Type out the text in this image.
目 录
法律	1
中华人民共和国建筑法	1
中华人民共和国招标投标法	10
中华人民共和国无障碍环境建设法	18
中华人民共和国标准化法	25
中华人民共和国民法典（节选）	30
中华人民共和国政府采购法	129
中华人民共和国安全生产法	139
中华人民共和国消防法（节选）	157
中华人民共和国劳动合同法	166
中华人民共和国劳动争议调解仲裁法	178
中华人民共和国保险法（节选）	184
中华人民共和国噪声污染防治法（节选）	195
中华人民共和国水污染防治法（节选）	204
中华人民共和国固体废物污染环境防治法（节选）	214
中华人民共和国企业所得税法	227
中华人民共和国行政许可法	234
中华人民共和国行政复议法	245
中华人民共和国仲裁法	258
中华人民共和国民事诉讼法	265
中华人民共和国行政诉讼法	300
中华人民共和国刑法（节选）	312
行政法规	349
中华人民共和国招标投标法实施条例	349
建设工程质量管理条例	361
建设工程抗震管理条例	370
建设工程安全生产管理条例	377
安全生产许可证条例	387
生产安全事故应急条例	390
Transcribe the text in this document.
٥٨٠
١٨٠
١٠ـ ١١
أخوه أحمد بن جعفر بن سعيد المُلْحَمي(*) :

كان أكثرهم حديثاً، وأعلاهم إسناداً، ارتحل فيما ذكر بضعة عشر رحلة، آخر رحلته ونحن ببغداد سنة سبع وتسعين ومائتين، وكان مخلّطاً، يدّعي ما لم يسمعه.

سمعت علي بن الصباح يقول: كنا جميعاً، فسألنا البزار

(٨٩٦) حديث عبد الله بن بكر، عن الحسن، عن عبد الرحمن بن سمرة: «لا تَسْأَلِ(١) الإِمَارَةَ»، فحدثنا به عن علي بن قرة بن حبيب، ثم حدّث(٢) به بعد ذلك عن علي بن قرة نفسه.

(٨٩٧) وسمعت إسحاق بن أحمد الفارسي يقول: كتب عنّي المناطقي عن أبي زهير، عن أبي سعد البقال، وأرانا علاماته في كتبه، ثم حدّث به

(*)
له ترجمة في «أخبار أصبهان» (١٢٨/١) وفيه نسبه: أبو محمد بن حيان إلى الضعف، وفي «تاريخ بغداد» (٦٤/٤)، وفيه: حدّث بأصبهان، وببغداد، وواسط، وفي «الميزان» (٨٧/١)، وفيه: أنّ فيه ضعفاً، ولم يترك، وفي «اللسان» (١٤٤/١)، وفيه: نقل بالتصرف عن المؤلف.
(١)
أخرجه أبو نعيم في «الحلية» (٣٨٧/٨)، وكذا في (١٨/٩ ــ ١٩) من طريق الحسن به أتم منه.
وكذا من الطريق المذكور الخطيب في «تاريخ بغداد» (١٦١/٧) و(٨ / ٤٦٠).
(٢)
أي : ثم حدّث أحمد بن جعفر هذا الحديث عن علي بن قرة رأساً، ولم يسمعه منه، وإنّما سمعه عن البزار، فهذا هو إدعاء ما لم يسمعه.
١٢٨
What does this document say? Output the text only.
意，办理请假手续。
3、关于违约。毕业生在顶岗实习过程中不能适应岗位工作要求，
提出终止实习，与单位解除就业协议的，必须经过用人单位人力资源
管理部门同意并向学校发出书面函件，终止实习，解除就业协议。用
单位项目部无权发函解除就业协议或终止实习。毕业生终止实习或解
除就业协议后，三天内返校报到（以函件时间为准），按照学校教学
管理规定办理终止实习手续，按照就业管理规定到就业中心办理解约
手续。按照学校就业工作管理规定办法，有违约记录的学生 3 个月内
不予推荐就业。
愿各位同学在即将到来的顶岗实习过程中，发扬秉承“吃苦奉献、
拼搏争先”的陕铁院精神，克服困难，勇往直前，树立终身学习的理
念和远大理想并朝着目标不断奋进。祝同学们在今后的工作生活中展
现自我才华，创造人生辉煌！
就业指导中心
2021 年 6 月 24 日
* * *
**THE EXERCISE:** Copy every line that includes the string "يسمعه" from the material above.

**FINAL ANSWER:**
كان أكثرهم حديثاً، وأعلاهم إسناداً، ارتحل فيما ذكر بضعة عشر رحلة، آخر رحلته ونحن ببغداد سنة سبع وتسعين ومائتين، وكان مخلّطاً، يدّعي ما لم يسمعه.
أي : ثم حدّث أحمد بن جعفر هذا الحديث عن علي بن قرة رأساً، ولم يسمعه منه، وإنّما سمعه عن البزار، فهذا هو إدعاء ما لم يسمعه.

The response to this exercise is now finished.